*Supplied information*

::::

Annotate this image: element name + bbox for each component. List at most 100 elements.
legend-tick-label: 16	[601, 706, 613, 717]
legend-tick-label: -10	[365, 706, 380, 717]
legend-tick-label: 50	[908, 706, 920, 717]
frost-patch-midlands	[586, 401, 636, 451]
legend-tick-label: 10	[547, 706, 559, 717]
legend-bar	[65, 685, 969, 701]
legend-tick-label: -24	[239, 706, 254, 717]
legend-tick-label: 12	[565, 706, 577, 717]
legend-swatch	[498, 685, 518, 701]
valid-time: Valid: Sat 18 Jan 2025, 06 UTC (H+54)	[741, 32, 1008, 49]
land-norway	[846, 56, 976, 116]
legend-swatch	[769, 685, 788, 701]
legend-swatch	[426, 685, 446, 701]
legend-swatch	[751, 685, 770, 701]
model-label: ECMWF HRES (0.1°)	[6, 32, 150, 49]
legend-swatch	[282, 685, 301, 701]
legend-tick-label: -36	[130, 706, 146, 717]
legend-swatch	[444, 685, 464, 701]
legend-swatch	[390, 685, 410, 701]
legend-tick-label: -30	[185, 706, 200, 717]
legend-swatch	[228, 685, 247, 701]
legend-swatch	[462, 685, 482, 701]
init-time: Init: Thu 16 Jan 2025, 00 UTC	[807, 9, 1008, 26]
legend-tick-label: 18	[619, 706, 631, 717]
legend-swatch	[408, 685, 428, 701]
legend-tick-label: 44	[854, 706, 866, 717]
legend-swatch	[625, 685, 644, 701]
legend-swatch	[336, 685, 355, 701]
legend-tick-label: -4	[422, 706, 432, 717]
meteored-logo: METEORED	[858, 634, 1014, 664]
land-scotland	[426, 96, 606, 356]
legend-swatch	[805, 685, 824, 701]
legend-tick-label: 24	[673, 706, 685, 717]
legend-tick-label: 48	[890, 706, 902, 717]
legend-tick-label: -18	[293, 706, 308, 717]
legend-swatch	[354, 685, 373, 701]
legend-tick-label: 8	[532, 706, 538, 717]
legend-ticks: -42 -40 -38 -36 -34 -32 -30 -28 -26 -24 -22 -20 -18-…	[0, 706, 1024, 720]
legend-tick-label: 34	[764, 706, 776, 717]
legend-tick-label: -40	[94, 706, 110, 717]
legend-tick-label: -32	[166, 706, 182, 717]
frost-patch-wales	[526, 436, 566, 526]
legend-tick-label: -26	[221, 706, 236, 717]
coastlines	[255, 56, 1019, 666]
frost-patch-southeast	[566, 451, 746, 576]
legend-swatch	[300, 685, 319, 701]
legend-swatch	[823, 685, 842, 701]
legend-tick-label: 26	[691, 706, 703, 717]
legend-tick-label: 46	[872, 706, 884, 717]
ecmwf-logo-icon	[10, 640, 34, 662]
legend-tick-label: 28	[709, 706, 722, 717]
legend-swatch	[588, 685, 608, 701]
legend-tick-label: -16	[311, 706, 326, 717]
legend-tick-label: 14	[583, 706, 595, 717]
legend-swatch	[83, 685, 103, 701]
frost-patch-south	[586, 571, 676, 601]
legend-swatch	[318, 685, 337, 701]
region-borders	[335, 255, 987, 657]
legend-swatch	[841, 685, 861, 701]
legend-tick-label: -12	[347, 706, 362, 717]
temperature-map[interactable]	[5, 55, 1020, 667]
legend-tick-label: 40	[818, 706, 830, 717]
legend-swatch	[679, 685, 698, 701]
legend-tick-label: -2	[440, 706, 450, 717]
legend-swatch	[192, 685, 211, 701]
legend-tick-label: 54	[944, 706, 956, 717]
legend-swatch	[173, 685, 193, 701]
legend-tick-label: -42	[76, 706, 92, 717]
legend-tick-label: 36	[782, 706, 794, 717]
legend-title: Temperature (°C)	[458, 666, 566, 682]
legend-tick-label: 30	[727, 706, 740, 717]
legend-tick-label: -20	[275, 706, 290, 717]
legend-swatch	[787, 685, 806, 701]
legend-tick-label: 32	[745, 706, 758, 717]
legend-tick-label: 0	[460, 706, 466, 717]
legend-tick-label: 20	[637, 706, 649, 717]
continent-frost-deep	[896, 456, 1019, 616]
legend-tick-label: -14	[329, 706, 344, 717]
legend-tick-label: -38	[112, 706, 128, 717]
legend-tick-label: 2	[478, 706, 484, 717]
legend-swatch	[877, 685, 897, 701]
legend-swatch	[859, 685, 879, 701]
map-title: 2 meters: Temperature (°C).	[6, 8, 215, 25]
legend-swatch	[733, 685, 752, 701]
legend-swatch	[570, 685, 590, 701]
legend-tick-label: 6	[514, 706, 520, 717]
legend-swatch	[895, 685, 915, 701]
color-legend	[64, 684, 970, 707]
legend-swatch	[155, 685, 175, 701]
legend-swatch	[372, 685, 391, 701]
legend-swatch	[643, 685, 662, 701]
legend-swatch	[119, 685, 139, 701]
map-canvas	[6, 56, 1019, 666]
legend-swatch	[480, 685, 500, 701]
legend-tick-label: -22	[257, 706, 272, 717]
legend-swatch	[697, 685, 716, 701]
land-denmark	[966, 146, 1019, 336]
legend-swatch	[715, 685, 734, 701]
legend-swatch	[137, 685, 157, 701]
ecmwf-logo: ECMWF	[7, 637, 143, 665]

::::

*Goal of the exercise*
Present every line of the records above as a numbered list, omitting blank lines.

*The result*
1. Annotate this image: element name + bbox for each component. List at most 100 elements.
2. legend-tick-label: 16	[601, 706, 613, 717]
3. legend-tick-label: -10	[365, 706, 380, 717]
4. legend-tick-label: 50	[908, 706, 920, 717]
5. frost-patch-midlands	[586, 401, 636, 451]
6. legend-tick-label: 10	[547, 706, 559, 717]
7. legend-bar	[65, 685, 969, 701]
8. legend-tick-label: -24	[239, 706, 254, 717]
9. legend-tick-label: 12	[565, 706, 577, 717]
10. legend-swatch	[498, 685, 518, 701]
11. valid-time: Valid: Sat 18 Jan 2025, 06 UTC (H+54)	[741, 32, 1008, 49]
12. land-norway	[846, 56, 976, 116]
13. legend-swatch	[769, 685, 788, 701]
14. legend-swatch	[426, 685, 446, 701]
15. legend-swatch	[751, 685, 770, 701]
16. model-label: ECMWF HRES (0.1°)	[6, 32, 150, 49]
17. legend-swatch	[282, 685, 301, 701]
18. legend-tick-label: -36	[130, 706, 146, 717]
19. legend-swatch	[444, 685, 464, 701]
20. legend-swatch	[390, 685, 410, 701]
21. legend-tick-label: -30	[185, 706, 200, 717]
22. legend-swatch	[228, 685, 247, 701]
23. legend-swatch	[462, 685, 482, 701]
24. init-time: Init: Thu 16 Jan 2025, 00 UTC	[807, 9, 1008, 26]
25. legend-tick-label: 18	[619, 706, 631, 717]
26. legend-swatch	[408, 685, 428, 701]
27. legend-tick-label: 44	[854, 706, 866, 717]
28. legend-swatch	[625, 685, 644, 701]
29. legend-swatch	[336, 685, 355, 701]
30. legend-tick-label: -4	[422, 706, 432, 717]
31. meteored-logo: METEORED	[858, 634, 1014, 664]
32. land-scotland	[426, 96, 606, 356]
33. legend-swatch	[805, 685, 824, 701]
34. legend-tick-label: 24	[673, 706, 685, 717]
35. legend-tick-label: 48	[890, 706, 902, 717]
36. legend-tick-label: -18	[293, 706, 308, 717]
37. legend-swatch	[354, 685, 373, 701]
38. legend-tick-label: 8	[532, 706, 538, 717]
39. legend-ticks: -42 -40 -38 -36 -34 -32 -30 -28 -26 -24 -22 -20 -18-…	[0, 706, 1024, 720]
40. legend-tick-label: 34	[764, 706, 776, 717]
41. legend-tick-label: -40	[94, 706, 110, 717]
42. legend-tick-label: -32	[166, 706, 182, 717]
43. frost-patch-wales	[526, 436, 566, 526]
44. legend-tick-label: -26	[221, 706, 236, 717]
45. coastlines	[255, 56, 1019, 666]
46. frost-patch-southeast	[566, 451, 746, 576]
47. legend-swatch	[300, 685, 319, 701]
48. legend-swatch	[823, 685, 842, 701]
49. legend-tick-label: 26	[691, 706, 703, 717]
50. legend-tick-label: 46	[872, 706, 884, 717]
51. ecmwf-logo-icon	[10, 640, 34, 662]
52. legend-tick-label: 28	[709, 706, 722, 717]
53. legend-swatch	[588, 685, 608, 701]
54. legend-tick-label: -16	[311, 706, 326, 717]
55. legend-tick-label: 14	[583, 706, 595, 717]
56. legend-swatch	[83, 685, 103, 701]
57. frost-patch-south	[586, 571, 676, 601]
58. legend-swatch	[318, 685, 337, 701]
59. region-borders	[335, 255, 987, 657]
60. legend-swatch	[841, 685, 861, 701]
61. legend-tick-label: -12	[347, 706, 362, 717]
62. temperature-map[interactable]	[5, 55, 1020, 667]
63. legend-tick-label: 40	[818, 706, 830, 717]
64. legend-swatch	[679, 685, 698, 701]
65. legend-tick-label: -2	[440, 706, 450, 717]
66. legend-swatch	[192, 685, 211, 701]
67. legend-tick-label: 54	[944, 706, 956, 717]
68. legend-swatch	[173, 685, 193, 701]
69. legend-tick-label: -42	[76, 706, 92, 717]
70. legend-tick-label: 36	[782, 706, 794, 717]
71. legend-title: Temperature (°C)	[458, 666, 566, 682]
72. legend-tick-label: 30	[727, 706, 740, 717]
73. legend-tick-label: -20	[275, 706, 290, 717]
74. legend-swatch	[787, 685, 806, 701]
75. legend-tick-label: 32	[745, 706, 758, 717]
76. legend-tick-label: 0	[460, 706, 466, 717]
77. legend-tick-label: 20	[637, 706, 649, 717]
78. continent-frost-deep	[896, 456, 1019, 616]
79. legend-tick-label: -14	[329, 706, 344, 717]
80. legend-tick-label: -38	[112, 706, 128, 717]
81. legend-tick-label: 2	[478, 706, 484, 717]
82. legend-swatch	[877, 685, 897, 701]
83. legend-swatch	[859, 685, 879, 701]
84. map-title: 2 meters: Temperature (°C).	[6, 8, 215, 25]
85. legend-swatch	[733, 685, 752, 701]
86. legend-swatch	[570, 685, 590, 701]
87. legend-tick-label: 6	[514, 706, 520, 717]
88. legend-swatch	[895, 685, 915, 701]
89. color-legend	[64, 684, 970, 707]
90. legend-swatch	[155, 685, 175, 701]
91. legend-swatch	[372, 685, 391, 701]
92. legend-swatch	[643, 685, 662, 701]
93. legend-swatch	[119, 685, 139, 701]
94. map-canvas	[6, 56, 1019, 666]
95. legend-swatch	[480, 685, 500, 701]
96. legend-tick-label: -22	[257, 706, 272, 717]
97. legend-swatch	[697, 685, 716, 701]
98. land-denmark	[966, 146, 1019, 336]
99. legend-swatch	[715, 685, 734, 701]
100. legend-swatch	[137, 685, 157, 701]
101. ecmwf-logo: ECMWF	[7, 637, 143, 665]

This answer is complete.